- **To do**
Where the word "zdravstvenem" occurs in a line, return that line.
--- start Material shown ---
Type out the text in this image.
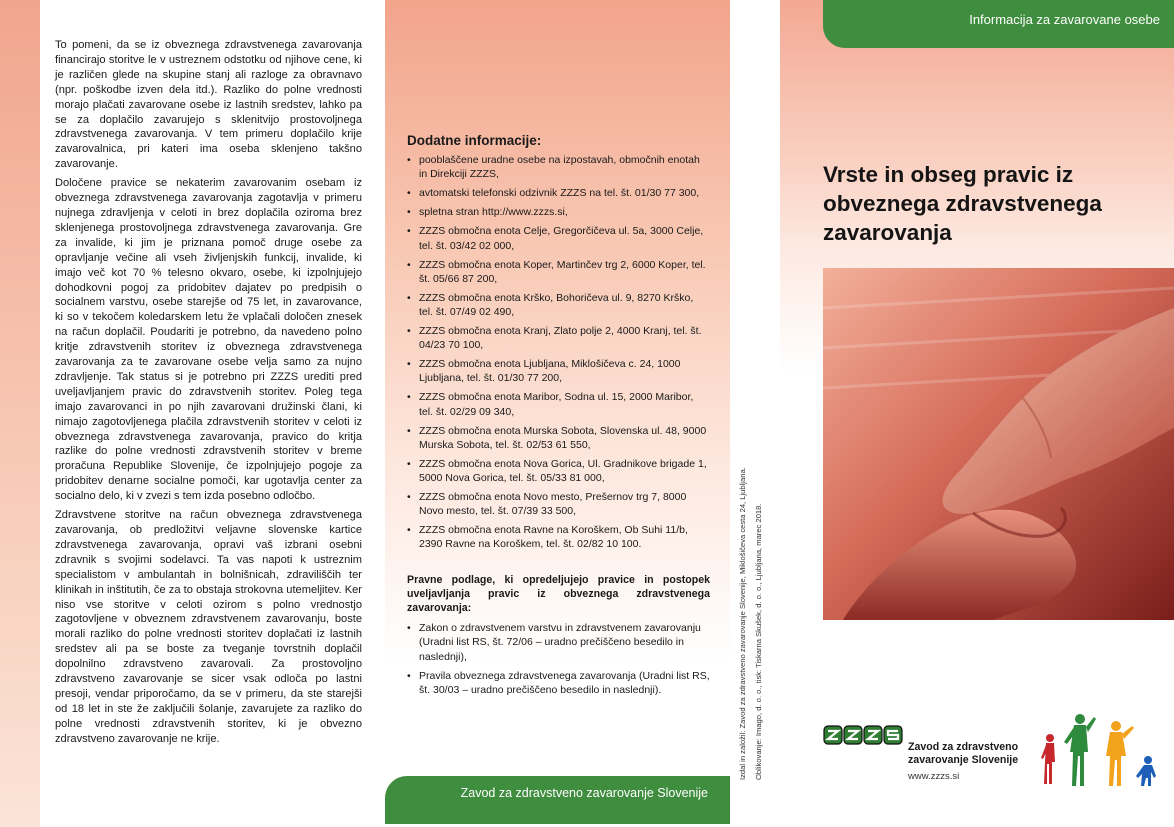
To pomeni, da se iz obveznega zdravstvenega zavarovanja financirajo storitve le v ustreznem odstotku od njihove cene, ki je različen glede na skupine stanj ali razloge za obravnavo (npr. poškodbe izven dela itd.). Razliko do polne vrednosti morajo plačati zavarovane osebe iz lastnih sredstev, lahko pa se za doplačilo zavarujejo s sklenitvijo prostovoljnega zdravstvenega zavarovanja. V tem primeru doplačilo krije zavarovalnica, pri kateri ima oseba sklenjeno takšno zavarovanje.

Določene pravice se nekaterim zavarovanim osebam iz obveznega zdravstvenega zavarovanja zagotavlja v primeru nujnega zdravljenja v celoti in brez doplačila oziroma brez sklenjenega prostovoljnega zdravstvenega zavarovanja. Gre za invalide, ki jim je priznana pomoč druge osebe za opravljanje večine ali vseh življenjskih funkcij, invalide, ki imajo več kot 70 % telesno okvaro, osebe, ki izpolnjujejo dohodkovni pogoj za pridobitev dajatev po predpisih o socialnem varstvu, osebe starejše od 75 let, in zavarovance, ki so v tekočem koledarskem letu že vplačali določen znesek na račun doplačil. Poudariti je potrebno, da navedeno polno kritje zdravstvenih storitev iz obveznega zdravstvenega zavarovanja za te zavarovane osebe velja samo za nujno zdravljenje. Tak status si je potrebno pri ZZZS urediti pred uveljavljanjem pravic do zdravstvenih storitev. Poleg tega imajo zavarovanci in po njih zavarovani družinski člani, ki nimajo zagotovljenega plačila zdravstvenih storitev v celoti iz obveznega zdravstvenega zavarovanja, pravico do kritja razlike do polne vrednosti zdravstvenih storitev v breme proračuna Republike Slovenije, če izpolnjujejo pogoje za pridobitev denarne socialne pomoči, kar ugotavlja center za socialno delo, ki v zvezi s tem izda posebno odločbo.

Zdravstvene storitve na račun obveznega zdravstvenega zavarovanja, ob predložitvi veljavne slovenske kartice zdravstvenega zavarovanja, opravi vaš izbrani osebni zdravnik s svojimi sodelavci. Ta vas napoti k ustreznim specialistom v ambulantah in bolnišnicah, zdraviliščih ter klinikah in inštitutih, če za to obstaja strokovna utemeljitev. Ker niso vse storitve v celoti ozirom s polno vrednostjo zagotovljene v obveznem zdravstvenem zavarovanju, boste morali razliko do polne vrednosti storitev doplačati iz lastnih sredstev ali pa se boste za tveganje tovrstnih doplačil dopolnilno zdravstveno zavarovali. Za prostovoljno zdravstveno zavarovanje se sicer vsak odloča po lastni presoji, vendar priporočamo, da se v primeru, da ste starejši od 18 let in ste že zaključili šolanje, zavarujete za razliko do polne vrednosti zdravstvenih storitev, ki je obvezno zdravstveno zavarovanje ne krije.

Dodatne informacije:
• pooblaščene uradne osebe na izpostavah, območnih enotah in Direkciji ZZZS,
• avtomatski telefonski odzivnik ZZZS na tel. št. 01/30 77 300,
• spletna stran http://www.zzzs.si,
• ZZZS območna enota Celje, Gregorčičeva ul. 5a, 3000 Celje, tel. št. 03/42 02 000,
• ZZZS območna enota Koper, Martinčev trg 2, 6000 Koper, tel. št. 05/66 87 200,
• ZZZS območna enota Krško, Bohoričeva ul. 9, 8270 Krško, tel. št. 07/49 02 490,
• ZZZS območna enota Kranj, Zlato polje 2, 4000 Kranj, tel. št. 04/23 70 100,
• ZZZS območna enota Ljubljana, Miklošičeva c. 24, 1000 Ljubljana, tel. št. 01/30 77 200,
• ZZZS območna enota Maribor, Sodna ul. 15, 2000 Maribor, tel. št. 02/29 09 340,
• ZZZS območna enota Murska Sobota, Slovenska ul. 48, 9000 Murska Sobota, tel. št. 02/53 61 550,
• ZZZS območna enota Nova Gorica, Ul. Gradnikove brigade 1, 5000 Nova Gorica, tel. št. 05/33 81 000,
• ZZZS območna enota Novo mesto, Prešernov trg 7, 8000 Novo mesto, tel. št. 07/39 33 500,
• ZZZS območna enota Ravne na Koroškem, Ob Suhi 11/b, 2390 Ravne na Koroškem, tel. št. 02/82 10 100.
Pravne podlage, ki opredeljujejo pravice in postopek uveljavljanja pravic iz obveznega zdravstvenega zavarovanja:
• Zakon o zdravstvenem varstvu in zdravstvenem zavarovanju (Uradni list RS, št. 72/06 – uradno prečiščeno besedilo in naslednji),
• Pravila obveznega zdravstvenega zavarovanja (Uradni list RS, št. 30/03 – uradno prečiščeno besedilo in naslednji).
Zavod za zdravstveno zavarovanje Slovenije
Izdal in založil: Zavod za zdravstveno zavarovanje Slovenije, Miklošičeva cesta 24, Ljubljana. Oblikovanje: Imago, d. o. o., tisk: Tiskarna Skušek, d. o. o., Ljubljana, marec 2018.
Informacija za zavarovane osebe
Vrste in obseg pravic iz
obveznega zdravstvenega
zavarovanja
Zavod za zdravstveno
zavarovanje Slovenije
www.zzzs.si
--- end Material shown ---
- **Result**
Zdravstvene storitve na račun obveznega zdravstvenega zavarovanja, ob predložitvi veljavne slovenske kartice zdravstvenega zavarovanja, opravi vaš izbrani osebni zdravnik s svojimi sodelavci. Ta vas napoti k ustreznim specialistom v ambulantah in bolnišnicah, zdraviliščih ter klinikah in inštitutih, če za to obstaja strokovna utemeljitev. Ker niso vse storitve v celoti ozirom s polno vrednostjo zagotovljene v obveznem zdravstvenem zavarovanju, boste morali razliko do polne vrednosti storitev doplačati iz lastnih sredstev ali pa se boste za tveganje tovrstnih doplačil dopolnilno zdravstveno zavarovali. Za prostovoljno zdravstveno zavarovanje se sicer vsak odloča po lastni presoji, vendar priporočamo, da se v primeru, da ste starejši od 18 let in ste že zaključili šolanje, zavarujete za razliko do polne vrednosti zdravstvenih storitev, ki je obvezno zdravstveno zavarovanje ne krije.
• Zakon o zdravstvenem varstvu in zdravstvenem zavarovanju (Uradni list RS, št. 72/06 – uradno prečiščeno besedilo in naslednji),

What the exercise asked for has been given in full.